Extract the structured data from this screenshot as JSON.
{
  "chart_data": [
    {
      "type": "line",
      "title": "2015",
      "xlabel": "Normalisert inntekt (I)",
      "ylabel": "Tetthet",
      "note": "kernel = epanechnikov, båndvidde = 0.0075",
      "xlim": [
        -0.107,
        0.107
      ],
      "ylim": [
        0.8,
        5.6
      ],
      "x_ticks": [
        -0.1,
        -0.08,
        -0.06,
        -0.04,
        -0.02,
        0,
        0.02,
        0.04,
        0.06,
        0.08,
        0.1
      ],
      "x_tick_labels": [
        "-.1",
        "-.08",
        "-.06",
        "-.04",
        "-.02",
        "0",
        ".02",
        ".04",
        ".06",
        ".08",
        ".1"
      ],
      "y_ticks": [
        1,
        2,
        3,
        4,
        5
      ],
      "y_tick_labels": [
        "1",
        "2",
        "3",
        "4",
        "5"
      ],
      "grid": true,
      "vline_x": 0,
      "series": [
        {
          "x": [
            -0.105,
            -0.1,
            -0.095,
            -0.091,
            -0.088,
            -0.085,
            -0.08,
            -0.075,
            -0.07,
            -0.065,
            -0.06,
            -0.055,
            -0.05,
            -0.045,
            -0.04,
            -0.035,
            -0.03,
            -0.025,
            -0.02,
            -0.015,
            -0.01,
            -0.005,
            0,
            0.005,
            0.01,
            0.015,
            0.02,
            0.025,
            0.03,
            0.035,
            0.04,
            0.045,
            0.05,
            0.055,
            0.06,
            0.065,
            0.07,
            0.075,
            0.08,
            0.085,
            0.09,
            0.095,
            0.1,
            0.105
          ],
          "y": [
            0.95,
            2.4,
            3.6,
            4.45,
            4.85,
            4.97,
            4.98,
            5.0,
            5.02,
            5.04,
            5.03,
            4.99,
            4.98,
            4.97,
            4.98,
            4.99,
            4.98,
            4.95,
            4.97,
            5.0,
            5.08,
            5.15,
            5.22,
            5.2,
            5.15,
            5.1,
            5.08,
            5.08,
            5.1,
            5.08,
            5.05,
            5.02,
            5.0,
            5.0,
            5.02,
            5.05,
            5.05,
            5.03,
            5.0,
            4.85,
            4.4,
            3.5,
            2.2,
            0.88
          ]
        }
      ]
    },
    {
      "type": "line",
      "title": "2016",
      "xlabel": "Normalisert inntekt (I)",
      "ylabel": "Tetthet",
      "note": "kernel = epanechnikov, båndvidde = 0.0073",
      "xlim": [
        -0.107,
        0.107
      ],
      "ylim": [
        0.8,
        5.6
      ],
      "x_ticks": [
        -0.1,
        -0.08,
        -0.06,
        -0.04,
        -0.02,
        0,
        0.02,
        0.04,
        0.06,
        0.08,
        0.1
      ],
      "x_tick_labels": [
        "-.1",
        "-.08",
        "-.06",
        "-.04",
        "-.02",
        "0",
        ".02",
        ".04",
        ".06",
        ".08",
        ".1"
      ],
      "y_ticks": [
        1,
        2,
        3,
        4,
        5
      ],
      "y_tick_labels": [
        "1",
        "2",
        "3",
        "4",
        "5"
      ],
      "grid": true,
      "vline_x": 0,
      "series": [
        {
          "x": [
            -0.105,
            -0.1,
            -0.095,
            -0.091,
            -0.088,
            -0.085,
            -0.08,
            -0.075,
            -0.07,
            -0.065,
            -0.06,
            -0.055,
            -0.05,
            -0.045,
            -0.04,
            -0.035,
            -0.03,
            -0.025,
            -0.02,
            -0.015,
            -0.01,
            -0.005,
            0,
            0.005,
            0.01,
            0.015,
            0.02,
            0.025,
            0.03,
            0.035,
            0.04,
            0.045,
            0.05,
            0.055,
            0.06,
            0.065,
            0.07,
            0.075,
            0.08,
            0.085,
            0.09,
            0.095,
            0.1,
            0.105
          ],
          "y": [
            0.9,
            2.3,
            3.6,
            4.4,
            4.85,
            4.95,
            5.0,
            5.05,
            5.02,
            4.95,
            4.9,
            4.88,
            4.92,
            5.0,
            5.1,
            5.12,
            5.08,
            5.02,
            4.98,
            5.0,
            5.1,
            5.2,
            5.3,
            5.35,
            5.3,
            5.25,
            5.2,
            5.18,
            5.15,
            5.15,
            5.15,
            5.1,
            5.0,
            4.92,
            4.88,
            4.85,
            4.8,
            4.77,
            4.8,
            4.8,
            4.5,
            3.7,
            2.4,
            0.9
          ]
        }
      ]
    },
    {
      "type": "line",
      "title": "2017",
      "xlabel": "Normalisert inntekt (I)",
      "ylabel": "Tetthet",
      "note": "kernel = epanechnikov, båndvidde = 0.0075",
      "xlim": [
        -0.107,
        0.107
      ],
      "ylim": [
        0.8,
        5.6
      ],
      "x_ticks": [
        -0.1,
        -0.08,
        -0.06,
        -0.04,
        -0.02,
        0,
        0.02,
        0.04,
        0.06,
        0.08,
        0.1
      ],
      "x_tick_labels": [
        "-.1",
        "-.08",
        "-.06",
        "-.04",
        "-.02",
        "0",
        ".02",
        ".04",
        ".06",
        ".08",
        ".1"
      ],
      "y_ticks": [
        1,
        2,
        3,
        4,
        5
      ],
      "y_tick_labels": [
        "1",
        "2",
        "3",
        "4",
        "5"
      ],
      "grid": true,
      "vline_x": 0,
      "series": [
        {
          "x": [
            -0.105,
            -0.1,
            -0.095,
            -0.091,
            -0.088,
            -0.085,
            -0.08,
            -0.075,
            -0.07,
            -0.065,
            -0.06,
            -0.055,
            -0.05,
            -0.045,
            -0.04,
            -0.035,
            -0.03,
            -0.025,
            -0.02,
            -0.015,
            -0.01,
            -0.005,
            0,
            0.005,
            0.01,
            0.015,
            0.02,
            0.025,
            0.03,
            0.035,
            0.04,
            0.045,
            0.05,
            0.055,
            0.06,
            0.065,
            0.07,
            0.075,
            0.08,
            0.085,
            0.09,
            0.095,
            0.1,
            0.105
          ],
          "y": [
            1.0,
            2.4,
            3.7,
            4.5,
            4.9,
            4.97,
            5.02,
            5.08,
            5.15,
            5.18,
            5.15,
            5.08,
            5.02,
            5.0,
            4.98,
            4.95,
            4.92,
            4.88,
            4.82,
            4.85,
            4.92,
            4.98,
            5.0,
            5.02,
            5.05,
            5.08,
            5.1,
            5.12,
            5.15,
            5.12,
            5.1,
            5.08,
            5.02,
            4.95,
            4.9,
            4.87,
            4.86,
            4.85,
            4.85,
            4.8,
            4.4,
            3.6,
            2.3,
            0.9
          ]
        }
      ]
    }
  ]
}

━━━━━━━━━━━━━━━━━━━━━━━━━━━━━━

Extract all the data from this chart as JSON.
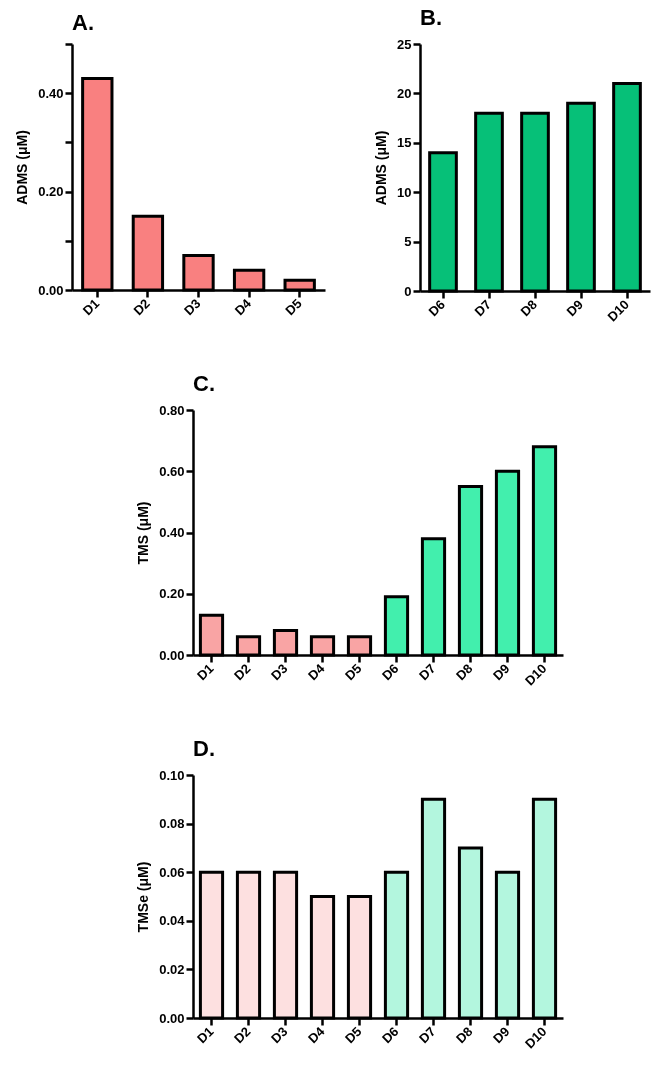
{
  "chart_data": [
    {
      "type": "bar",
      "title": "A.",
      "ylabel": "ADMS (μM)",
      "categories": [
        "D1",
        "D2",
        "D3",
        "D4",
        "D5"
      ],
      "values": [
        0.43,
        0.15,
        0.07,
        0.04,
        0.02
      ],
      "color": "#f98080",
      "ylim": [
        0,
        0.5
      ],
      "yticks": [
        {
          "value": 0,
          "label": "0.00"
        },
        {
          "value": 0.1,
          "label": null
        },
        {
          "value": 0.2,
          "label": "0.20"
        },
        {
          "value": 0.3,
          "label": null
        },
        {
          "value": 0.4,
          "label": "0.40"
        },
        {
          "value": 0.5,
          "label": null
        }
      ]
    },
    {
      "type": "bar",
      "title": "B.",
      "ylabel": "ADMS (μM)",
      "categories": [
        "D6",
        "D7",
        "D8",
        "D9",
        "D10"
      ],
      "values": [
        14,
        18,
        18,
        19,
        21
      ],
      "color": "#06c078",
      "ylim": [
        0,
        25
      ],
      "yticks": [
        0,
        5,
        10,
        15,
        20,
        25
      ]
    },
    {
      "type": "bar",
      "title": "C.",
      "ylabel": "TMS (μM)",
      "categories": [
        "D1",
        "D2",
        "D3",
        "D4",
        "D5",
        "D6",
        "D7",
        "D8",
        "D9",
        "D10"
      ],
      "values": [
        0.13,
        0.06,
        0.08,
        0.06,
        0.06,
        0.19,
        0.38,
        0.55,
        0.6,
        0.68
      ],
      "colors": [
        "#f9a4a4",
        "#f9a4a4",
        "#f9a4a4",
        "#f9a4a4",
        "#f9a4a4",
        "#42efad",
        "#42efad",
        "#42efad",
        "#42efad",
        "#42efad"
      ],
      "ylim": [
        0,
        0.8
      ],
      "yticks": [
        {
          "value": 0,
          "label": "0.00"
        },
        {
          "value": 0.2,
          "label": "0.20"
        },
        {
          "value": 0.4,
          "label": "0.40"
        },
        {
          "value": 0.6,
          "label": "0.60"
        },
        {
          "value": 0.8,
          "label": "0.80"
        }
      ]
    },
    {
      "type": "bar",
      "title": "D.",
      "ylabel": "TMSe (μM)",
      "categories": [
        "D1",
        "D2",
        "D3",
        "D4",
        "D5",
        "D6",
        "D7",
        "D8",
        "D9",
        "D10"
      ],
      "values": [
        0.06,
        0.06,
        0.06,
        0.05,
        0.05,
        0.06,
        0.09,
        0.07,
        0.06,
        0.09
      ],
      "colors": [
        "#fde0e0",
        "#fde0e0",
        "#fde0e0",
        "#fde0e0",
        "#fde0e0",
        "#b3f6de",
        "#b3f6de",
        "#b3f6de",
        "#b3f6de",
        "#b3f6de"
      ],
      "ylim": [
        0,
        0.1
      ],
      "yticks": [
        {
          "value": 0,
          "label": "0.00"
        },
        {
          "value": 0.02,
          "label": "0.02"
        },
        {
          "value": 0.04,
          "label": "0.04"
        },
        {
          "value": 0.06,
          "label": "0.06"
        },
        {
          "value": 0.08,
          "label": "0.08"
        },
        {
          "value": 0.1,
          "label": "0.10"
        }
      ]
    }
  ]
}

━━━━━━━━━━━━━━━━━━━━━━━━━━━━━━

### Requirement:
Which lines hold the word "title"? Show each one.

### Worked answer:
      "title": "2015",
      "title": "2016",
      "title": "2017",
      "title": "A.",
      "title": "B.",
      "title": "C.",
      "title": "D.",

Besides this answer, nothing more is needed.